DIRECTIONS FOR THIS TASK: Lay out the lines of every record below as a numbered list, leaving out any blank lines.

MATERIAL PROVIDED:
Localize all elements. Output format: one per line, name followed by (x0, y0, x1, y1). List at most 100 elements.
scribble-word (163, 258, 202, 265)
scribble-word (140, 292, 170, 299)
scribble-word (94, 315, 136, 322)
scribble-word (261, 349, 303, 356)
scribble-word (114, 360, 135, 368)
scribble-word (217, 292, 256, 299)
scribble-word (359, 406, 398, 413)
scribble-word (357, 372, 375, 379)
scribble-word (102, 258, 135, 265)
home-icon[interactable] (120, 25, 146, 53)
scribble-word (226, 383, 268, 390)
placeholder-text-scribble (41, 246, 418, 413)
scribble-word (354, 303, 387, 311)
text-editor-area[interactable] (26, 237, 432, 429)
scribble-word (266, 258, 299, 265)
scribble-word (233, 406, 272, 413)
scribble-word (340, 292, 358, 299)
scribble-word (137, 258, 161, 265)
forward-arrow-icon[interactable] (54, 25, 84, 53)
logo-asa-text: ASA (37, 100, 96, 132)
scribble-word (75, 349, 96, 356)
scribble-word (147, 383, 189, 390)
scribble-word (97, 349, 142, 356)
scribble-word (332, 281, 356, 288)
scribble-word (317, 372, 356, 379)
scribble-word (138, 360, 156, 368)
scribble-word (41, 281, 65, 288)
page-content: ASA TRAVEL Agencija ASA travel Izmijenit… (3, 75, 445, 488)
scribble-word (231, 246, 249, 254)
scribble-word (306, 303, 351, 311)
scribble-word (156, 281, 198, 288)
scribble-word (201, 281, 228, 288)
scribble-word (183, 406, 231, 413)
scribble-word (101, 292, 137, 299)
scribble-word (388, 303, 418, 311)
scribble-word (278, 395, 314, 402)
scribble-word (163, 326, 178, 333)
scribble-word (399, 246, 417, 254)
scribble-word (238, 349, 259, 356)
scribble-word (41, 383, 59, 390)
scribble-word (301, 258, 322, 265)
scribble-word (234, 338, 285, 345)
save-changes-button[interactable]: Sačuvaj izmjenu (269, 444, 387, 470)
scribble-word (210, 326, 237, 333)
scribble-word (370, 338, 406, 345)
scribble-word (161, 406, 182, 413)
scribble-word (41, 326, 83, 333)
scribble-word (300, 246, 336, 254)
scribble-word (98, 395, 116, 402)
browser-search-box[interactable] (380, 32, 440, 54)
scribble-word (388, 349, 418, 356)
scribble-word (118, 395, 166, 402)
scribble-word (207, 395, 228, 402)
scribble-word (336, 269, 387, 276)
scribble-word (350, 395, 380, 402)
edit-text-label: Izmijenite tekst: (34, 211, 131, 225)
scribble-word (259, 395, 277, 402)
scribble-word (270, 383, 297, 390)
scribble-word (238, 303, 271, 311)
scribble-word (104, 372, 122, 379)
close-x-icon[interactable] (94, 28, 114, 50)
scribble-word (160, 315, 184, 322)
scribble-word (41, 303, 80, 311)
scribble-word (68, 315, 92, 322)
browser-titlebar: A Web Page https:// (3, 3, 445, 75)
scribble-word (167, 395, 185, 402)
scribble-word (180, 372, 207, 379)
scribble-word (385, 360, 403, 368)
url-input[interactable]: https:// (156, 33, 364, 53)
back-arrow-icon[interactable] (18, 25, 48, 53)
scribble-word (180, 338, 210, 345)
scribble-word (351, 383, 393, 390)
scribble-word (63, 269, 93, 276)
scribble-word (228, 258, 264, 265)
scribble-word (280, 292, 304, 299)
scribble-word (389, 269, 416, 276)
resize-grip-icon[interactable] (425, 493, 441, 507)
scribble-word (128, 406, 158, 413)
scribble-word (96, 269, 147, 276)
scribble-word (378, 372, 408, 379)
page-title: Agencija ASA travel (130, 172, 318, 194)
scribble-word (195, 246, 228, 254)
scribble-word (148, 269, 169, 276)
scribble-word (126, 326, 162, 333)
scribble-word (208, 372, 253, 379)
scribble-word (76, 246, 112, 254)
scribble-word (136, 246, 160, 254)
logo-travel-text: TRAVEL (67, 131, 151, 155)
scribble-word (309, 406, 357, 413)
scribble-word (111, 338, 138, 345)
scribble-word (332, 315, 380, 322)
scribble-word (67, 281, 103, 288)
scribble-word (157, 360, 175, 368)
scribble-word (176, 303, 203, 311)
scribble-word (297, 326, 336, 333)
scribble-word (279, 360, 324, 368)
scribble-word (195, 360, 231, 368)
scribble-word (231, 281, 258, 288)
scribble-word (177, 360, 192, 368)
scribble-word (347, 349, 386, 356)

ANSWER TO THE TASK:
1. Localize all elements. Output format: one per line, name followed by (x0, y0, x1, y1). List at most 100 elements.
2. scribble-word (163, 258, 202, 265)
3. scribble-word (140, 292, 170, 299)
4. scribble-word (94, 315, 136, 322)
5. scribble-word (261, 349, 303, 356)
6. scribble-word (114, 360, 135, 368)
7. scribble-word (217, 292, 256, 299)
8. scribble-word (359, 406, 398, 413)
9. scribble-word (357, 372, 375, 379)
10. scribble-word (102, 258, 135, 265)
11. home-icon[interactable] (120, 25, 146, 53)
12. scribble-word (226, 383, 268, 390)
13. placeholder-text-scribble (41, 246, 418, 413)
14. scribble-word (354, 303, 387, 311)
15. text-editor-area[interactable] (26, 237, 432, 429)
16. scribble-word (266, 258, 299, 265)
17. scribble-word (233, 406, 272, 413)
18. scribble-word (340, 292, 358, 299)
19. scribble-word (137, 258, 161, 265)
20. forward-arrow-icon[interactable] (54, 25, 84, 53)
21. logo-asa-text: ASA (37, 100, 96, 132)
22. scribble-word (75, 349, 96, 356)
23. scribble-word (147, 383, 189, 390)
24. scribble-word (97, 349, 142, 356)
25. scribble-word (332, 281, 356, 288)
26. scribble-word (317, 372, 356, 379)
27. scribble-word (138, 360, 156, 368)
28. scribble-word (41, 281, 65, 288)
29. page-content: ASA TRAVEL Agencija ASA travel Izmijenit… (3, 75, 445, 488)
30. scribble-word (231, 246, 249, 254)
31. scribble-word (306, 303, 351, 311)
32. scribble-word (156, 281, 198, 288)
33. scribble-word (201, 281, 228, 288)
34. scribble-word (183, 406, 231, 413)
35. scribble-word (101, 292, 137, 299)
36. scribble-word (388, 303, 418, 311)
37. scribble-word (278, 395, 314, 402)
38. scribble-word (163, 326, 178, 333)
39. scribble-word (399, 246, 417, 254)
40. scribble-word (238, 349, 259, 356)
41. scribble-word (41, 383, 59, 390)
42. scribble-word (301, 258, 322, 265)
43. scribble-word (234, 338, 285, 345)
44. save-changes-button[interactable]: Sačuvaj izmjenu (269, 444, 387, 470)
45. scribble-word (210, 326, 237, 333)
46. scribble-word (370, 338, 406, 345)
47. scribble-word (161, 406, 182, 413)
48. scribble-word (41, 326, 83, 333)
49. scribble-word (300, 246, 336, 254)
50. scribble-word (98, 395, 116, 402)
51. browser-search-box[interactable] (380, 32, 440, 54)
52. scribble-word (388, 349, 418, 356)
53. scribble-word (118, 395, 166, 402)
54. scribble-word (207, 395, 228, 402)
55. scribble-word (336, 269, 387, 276)
56. scribble-word (350, 395, 380, 402)
57. edit-text-label: Izmijenite tekst: (34, 211, 131, 225)
58. scribble-word (259, 395, 277, 402)
59. scribble-word (270, 383, 297, 390)
60. scribble-word (238, 303, 271, 311)
61. scribble-word (104, 372, 122, 379)
62. close-x-icon[interactable] (94, 28, 114, 50)
63. scribble-word (160, 315, 184, 322)
64. scribble-word (41, 303, 80, 311)
65. scribble-word (68, 315, 92, 322)
66. browser-titlebar: A Web Page https:// (3, 3, 445, 75)
67. scribble-word (167, 395, 185, 402)
68. scribble-word (180, 372, 207, 379)
69. scribble-word (385, 360, 403, 368)
70. url-input[interactable]: https:// (156, 33, 364, 53)
71. back-arrow-icon[interactable] (18, 25, 48, 53)
72. scribble-word (180, 338, 210, 345)
73. scribble-word (351, 383, 393, 390)
74. scribble-word (63, 269, 93, 276)
75. scribble-word (228, 258, 264, 265)
76. scribble-word (280, 292, 304, 299)
77. scribble-word (389, 269, 416, 276)
78. resize-grip-icon[interactable] (425, 493, 441, 507)
79. scribble-word (128, 406, 158, 413)
80. scribble-word (96, 269, 147, 276)
81. scribble-word (378, 372, 408, 379)
82. page-title: Agencija ASA travel (130, 172, 318, 194)
83. scribble-word (195, 246, 228, 254)
84. scribble-word (148, 269, 169, 276)
85. scribble-word (126, 326, 162, 333)
86. scribble-word (208, 372, 253, 379)
87. scribble-word (76, 246, 112, 254)
88. scribble-word (136, 246, 160, 254)
89. logo-travel-text: TRAVEL (67, 131, 151, 155)
90. scribble-word (309, 406, 357, 413)
91. scribble-word (111, 338, 138, 345)
92. scribble-word (332, 315, 380, 322)
93. scribble-word (67, 281, 103, 288)
94. scribble-word (157, 360, 175, 368)
95. scribble-word (176, 303, 203, 311)
96. scribble-word (297, 326, 336, 333)
97. scribble-word (279, 360, 324, 368)
98. scribble-word (195, 360, 231, 368)
99. scribble-word (231, 281, 258, 288)
100. scribble-word (177, 360, 192, 368)
101. scribble-word (347, 349, 386, 356)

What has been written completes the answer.